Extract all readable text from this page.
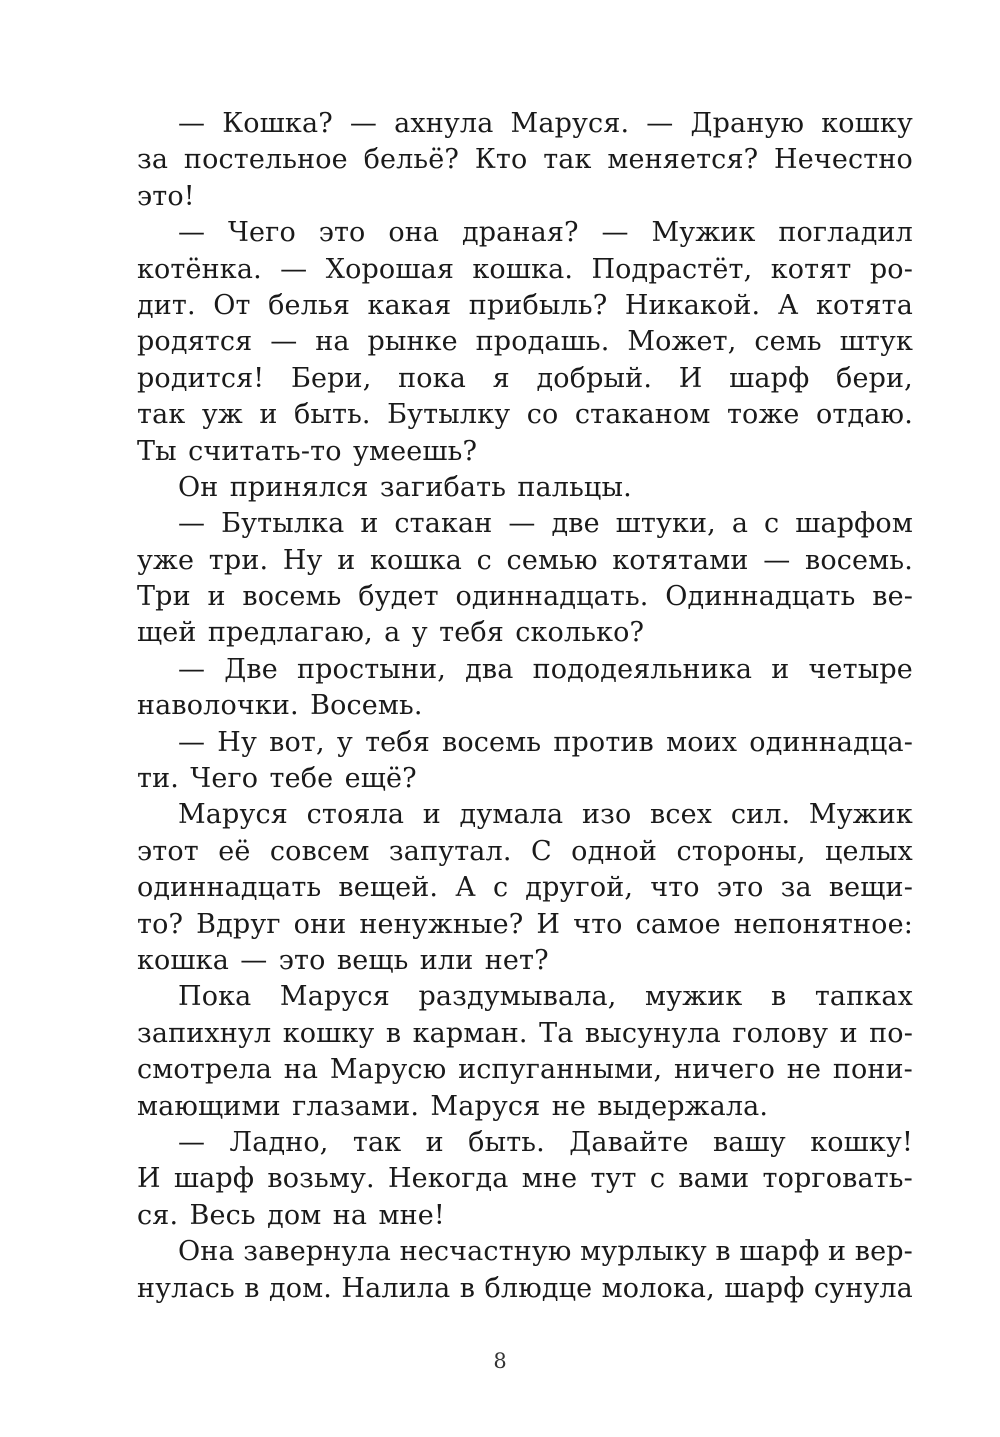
— Кошка? — ахнула Маруся. — Драную кошку
за постельное бельё? Кто так меняется? Нечестно
это!
— Чего это она драная? — Мужик погладил
котёнка. — Хорошая кошка. Подрастёт, котят ро-
дит. От белья какая прибыль? Никакой. А котята
родятся — на рынке продашь. Может, семь штук
родится! Бери, пока я добрый. И шарф бери,
так уж и быть. Бутылку со стаканом тоже отдаю.
Ты считать-то умеешь?
Он принялся загибать пальцы.
— Бутылка и стакан — две штуки, а с шарфом
уже три. Ну и кошка с семью котятами — восемь.
Три и восемь будет одиннадцать. Одиннадцать ве-
щей предлагаю, а у тебя сколько?
— Две простыни, два пододеяльника и четыре
наволочки. Восемь.
— Ну вот, у тебя восемь против моих одиннадца-
ти. Чего тебе ещё?
Маруся стояла и думала изо всех сил. Мужик
этот её совсем запутал. С одной стороны, целых
одиннадцать вещей. А с другой, что это за вещи-
то? Вдруг они ненужные? И что самое непонятное:
кошка — это вещь или нет?
Пока Маруся раздумывала, мужик в тапках
запихнул кошку в карман. Та высунула голову и по-
смотрела на Марусю испуганными, ничего не пони-
мающими глазами. Маруся не выдержала.
— Ладно, так и быть. Давайте вашу кошку!
И шарф возьму. Некогда мне тут с вами торговать-
ся. Весь дом на мне!
Она завернула несчастную мурлыку в шарф и вер-
нулась в дом. Налила в блюдце молока, шарф сунула
8
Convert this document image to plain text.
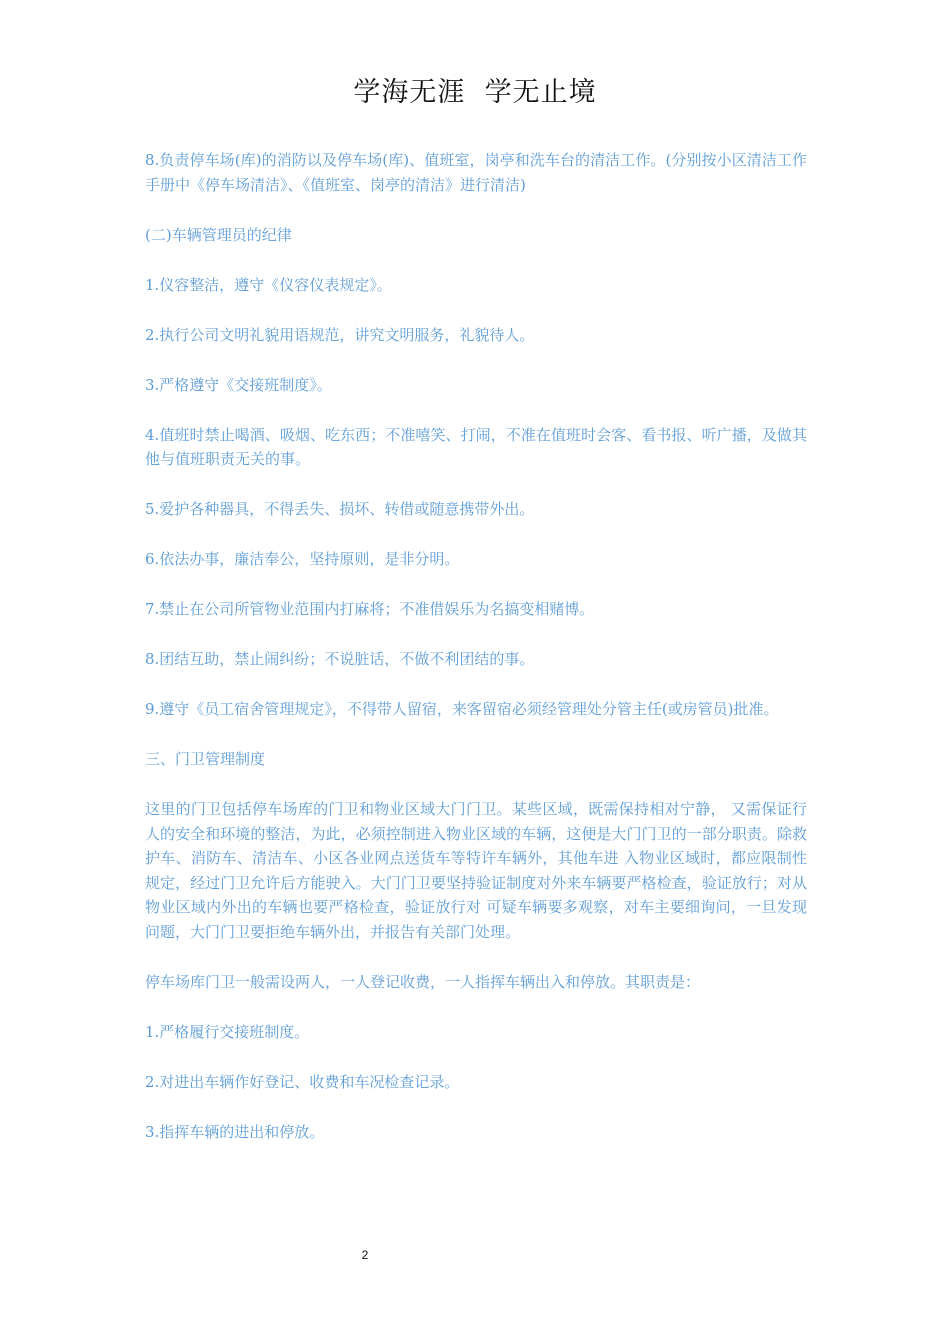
学海无涯  学无止境

8.负责停车场(库)的消防以及停车场(库)、值班室，岗亭和洗车台的清洁工作。(分别按小区清洁工作手册中《停车场清洁》、《值班室、岗亭的清洁》进行清洁)

(二)车辆管理员的纪律

1.仪容整洁，遵守《仪容仪表规定》。

2.执行公司文明礼貌用语规范，讲究文明服务，礼貌待人。

3.严格遵守《交接班制度》。

4.值班时禁止喝酒、吸烟、吃东西；不准嘻笑、打闹，不准在值班时会客、看书报、听广播，及做其他与值班职责无关的事。

5.爱护各种器具，不得丢失、损坏、转借或随意携带外出。

6.依法办事，廉洁奉公，坚持原则，是非分明。

7.禁止在公司所管物业范围内打麻将；不准借娱乐为名搞变相赌博。

8.团结互助，禁止闹纠纷；不说脏话，不做不利团结的事。

9.遵守《员工宿舍管理规定》，不得带人留宿，来客留宿必须经管理处分管主任(或房管员)批准。

三、门卫管理制度

这里的门卫包括停车场库的门卫和物业区域大门门卫。某些区域，既需保持相对宁静， 又需保证行人的安全和环境的整洁，为此，必须控制进入物业区域的车辆，这便是大门门卫的一部分职责。除救护车、消防车、清洁车、小区各业网点送货车等特许车辆外，其他车进 入物业区域时，都应限制性规定，经过门卫允许后方能驶入。大门门卫要坚持验证制度对外来车辆要严格检查，验证放行；对从物业区域内外出的车辆也要严格检查，验证放行对 可疑车辆要多观察，对车主要细询问，一旦发现问题，大门门卫要拒绝车辆外出，并报告有关部门处理。

停车场库门卫一般需设两人，一人登记收费，一人指挥车辆出入和停放。其职责是：

1.严格履行交接班制度。

2.对进出车辆作好登记、收费和车况检查记录。

3.指挥车辆的进出和停放。

2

+++++

**Work instructions**: Filter lines by "тебя" and return each hit.

**Full solution**:
щей предлагаю, а у тебя сколько?
— Ну вот, у тебя восемь против моих одиннадца-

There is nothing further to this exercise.